Dataset rows about figures:
BEGIN

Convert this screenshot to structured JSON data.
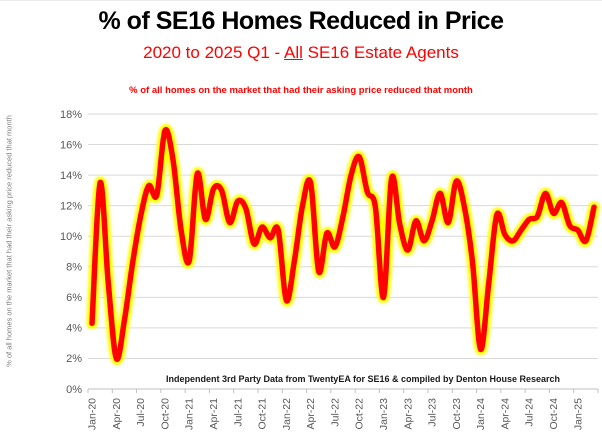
{
  "page": {
    "title": "% of SE16 Homes Reduced in Price",
    "subtitle": {
      "prefix": "2020 to 2025 Q1 - ",
      "underlined": "All",
      "suffix": " SE16 Estate Agents"
    },
    "note": "% of all homes on the market that had their asking price reduced that month"
  },
  "chart_data": {
    "type": "line",
    "title": "% of SE16 Homes Reduced in Price",
    "subtitle": "2020 to 2025 Q1 - All SE16 Estate Agents",
    "xlabel": "",
    "ylabel": "% of all homes on the market that had their asking price reduced that month",
    "annotation": "Independent 3rd Party Data from TwentyEA for SE16 & compiled by Denton House Research",
    "x": [
      "Jan-20",
      "Feb-20",
      "Mar-20",
      "Apr-20",
      "May-20",
      "Jun-20",
      "Jul-20",
      "Aug-20",
      "Sep-20",
      "Oct-20",
      "Nov-20",
      "Dec-20",
      "Jan-21",
      "Feb-21",
      "Mar-21",
      "Apr-21",
      "May-21",
      "Jun-21",
      "Jul-21",
      "Aug-21",
      "Sep-21",
      "Oct-21",
      "Nov-21",
      "Dec-21",
      "Jan-22",
      "Feb-22",
      "Mar-22",
      "Apr-22",
      "May-22",
      "Jun-22",
      "Jul-22",
      "Aug-22",
      "Sep-22",
      "Oct-22",
      "Nov-22",
      "Dec-22",
      "Jan-23",
      "Feb-23",
      "Mar-23",
      "Apr-23",
      "May-23",
      "Jun-23",
      "Jul-23",
      "Aug-23",
      "Sep-23",
      "Oct-23",
      "Nov-23",
      "Dec-23",
      "Jan-24",
      "Feb-24",
      "Mar-24",
      "Apr-24",
      "May-24",
      "Jun-24",
      "Jul-24",
      "Aug-24",
      "Sep-24",
      "Oct-24",
      "Nov-24",
      "Dec-24",
      "Jan-25",
      "Feb-25",
      "Mar-25"
    ],
    "values": [
      4.3,
      13.5,
      7.0,
      2.0,
      4.5,
      8.2,
      11.3,
      13.3,
      12.7,
      16.9,
      15.0,
      10.4,
      8.4,
      14.1,
      11.1,
      13.1,
      13.0,
      10.9,
      12.3,
      11.8,
      9.5,
      10.6,
      9.9,
      10.4,
      5.8,
      8.4,
      12.0,
      13.5,
      7.7,
      10.2,
      9.3,
      11.3,
      14.0,
      15.2,
      12.9,
      11.9,
      6.0,
      13.8,
      10.8,
      9.1,
      11.0,
      9.7,
      11.0,
      12.8,
      10.9,
      13.6,
      11.9,
      8.3,
      2.6,
      6.9,
      11.4,
      10.1,
      9.7,
      10.4,
      11.1,
      11.3,
      12.8,
      11.5,
      12.2,
      10.7,
      10.4,
      9.7,
      11.9
    ],
    "x_tick_labels": [
      "Jan-20",
      "Apr-20",
      "Jul-20",
      "Oct-20",
      "Jan-21",
      "Apr-21",
      "Jul-21",
      "Oct-21",
      "Jan-22",
      "Apr-22",
      "Jul-22",
      "Oct-22",
      "Jan-23",
      "Apr-23",
      "Jul-23",
      "Oct-23",
      "Jan-24",
      "Apr-24",
      "Jul-24",
      "Oct-24",
      "Jan-25"
    ],
    "y_tick_labels": [
      "0%",
      "2%",
      "4%",
      "6%",
      "8%",
      "10%",
      "12%",
      "14%",
      "16%",
      "18%"
    ],
    "ylim": [
      0,
      18
    ],
    "y_tick_step": 2,
    "grid": "horizontal",
    "legend": "none",
    "line_color": "#ff0000",
    "glow_color": "#ffff00",
    "grid_color": "#d9d9d9",
    "axis_line_color": "#bfbfbf",
    "axis_text_color": "#595959",
    "subtitle_color": "#ff0000"
  }
}
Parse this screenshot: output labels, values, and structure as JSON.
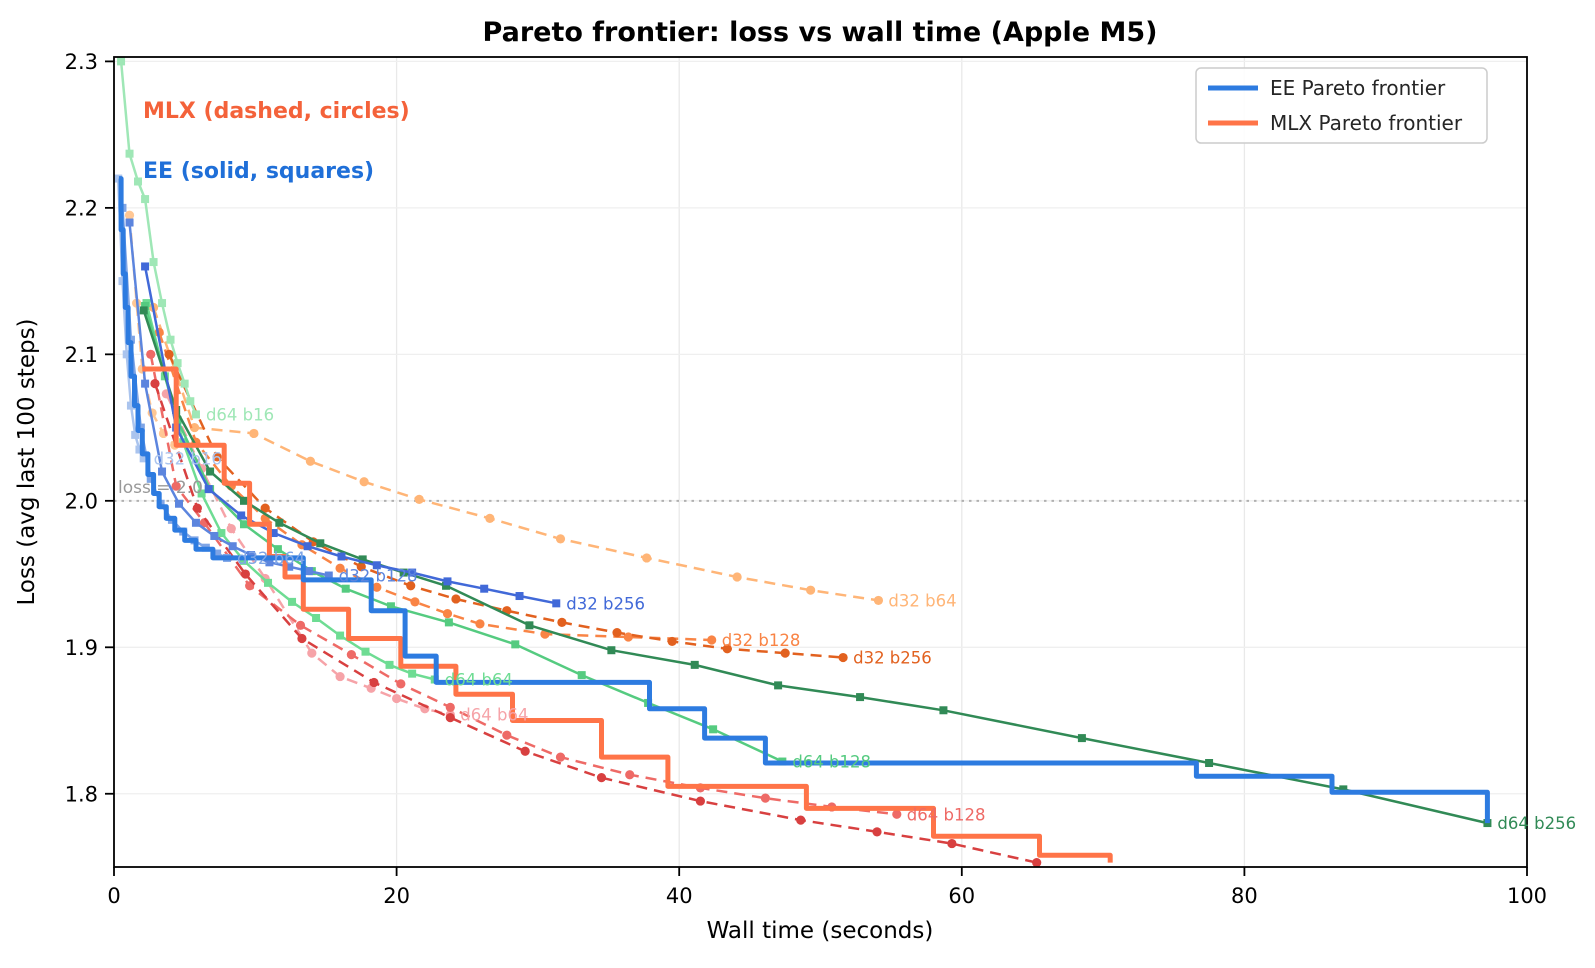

END

# [WHAT YOU HAVE TO DO]
Output an exact copy of the material, with the pictures removed.

# [CORRECT RESPONSE]
Convert this screenshot to structured JSON data.
{
  "page": {
    "title": "% of SE16 Homes Reduced in Price",
    "subtitle": {
      "prefix": "2020 to 2025 Q1 - ",
      "underlined": "All",
      "suffix": " SE16 Estate Agents"
    },
    "note": "% of all homes on the market that had their asking price reduced that month"
  },
  "chart_data": {
    "type": "line",
    "title": "% of SE16 Homes Reduced in Price",
    "subtitle": "2020 to 2025 Q1 - All SE16 Estate Agents",
    "xlabel": "",
    "ylabel": "% of all homes on the market that had their asking price reduced that month",
    "annotation": "Independent 3rd Party Data from TwentyEA for SE16 & compiled by Denton House Research",
    "x": [
      "Jan-20",
      "Feb-20",
      "Mar-20",
      "Apr-20",
      "May-20",
      "Jun-20",
      "Jul-20",
      "Aug-20",
      "Sep-20",
      "Oct-20",
      "Nov-20",
      "Dec-20",
      "Jan-21",
      "Feb-21",
      "Mar-21",
      "Apr-21",
      "May-21",
      "Jun-21",
      "Jul-21",
      "Aug-21",
      "Sep-21",
      "Oct-21",
      "Nov-21",
      "Dec-21",
      "Jan-22",
      "Feb-22",
      "Mar-22",
      "Apr-22",
      "May-22",
      "Jun-22",
      "Jul-22",
      "Aug-22",
      "Sep-22",
      "Oct-22",
      "Nov-22",
      "Dec-22",
      "Jan-23",
      "Feb-23",
      "Mar-23",
      "Apr-23",
      "May-23",
      "Jun-23",
      "Jul-23",
      "Aug-23",
      "Sep-23",
      "Oct-23",
      "Nov-23",
      "Dec-23",
      "Jan-24",
      "Feb-24",
      "Mar-24",
      "Apr-24",
      "May-24",
      "Jun-24",
      "Jul-24",
      "Aug-24",
      "Sep-24",
      "Oct-24",
      "Nov-24",
      "Dec-24",
      "Jan-25",
      "Feb-25",
      "Mar-25"
    ],
    "values": [
      4.3,
      13.5,
      7.0,
      2.0,
      4.5,
      8.2,
      11.3,
      13.3,
      12.7,
      16.9,
      15.0,
      10.4,
      8.4,
      14.1,
      11.1,
      13.1,
      13.0,
      10.9,
      12.3,
      11.8,
      9.5,
      10.6,
      9.9,
      10.4,
      5.8,
      8.4,
      12.0,
      13.5,
      7.7,
      10.2,
      9.3,
      11.3,
      14.0,
      15.2,
      12.9,
      11.9,
      6.0,
      13.8,
      10.8,
      9.1,
      11.0,
      9.7,
      11.0,
      12.8,
      10.9,
      13.6,
      11.9,
      8.3,
      2.6,
      6.9,
      11.4,
      10.1,
      9.7,
      10.4,
      11.1,
      11.3,
      12.8,
      11.5,
      12.2,
      10.7,
      10.4,
      9.7,
      11.9
    ],
    "x_tick_labels": [
      "Jan-20",
      "Apr-20",
      "Jul-20",
      "Oct-20",
      "Jan-21",
      "Apr-21",
      "Jul-21",
      "Oct-21",
      "Jan-22",
      "Apr-22",
      "Jul-22",
      "Oct-22",
      "Jan-23",
      "Apr-23",
      "Jul-23",
      "Oct-23",
      "Jan-24",
      "Apr-24",
      "Jul-24",
      "Oct-24",
      "Jan-25"
    ],
    "y_tick_labels": [
      "0%",
      "2%",
      "4%",
      "6%",
      "8%",
      "10%",
      "12%",
      "14%",
      "16%",
      "18%"
    ],
    "ylim": [
      0,
      18
    ],
    "y_tick_step": 2,
    "grid": "horizontal",
    "legend": "none",
    "line_color": "#ff0000",
    "glow_color": "#ffff00",
    "grid_color": "#d9d9d9",
    "axis_line_color": "#bfbfbf",
    "axis_text_color": "#595959",
    "subtitle_color": "#ff0000"
  }
}
Parse this screenshot: output labels, values, and structure as JSON.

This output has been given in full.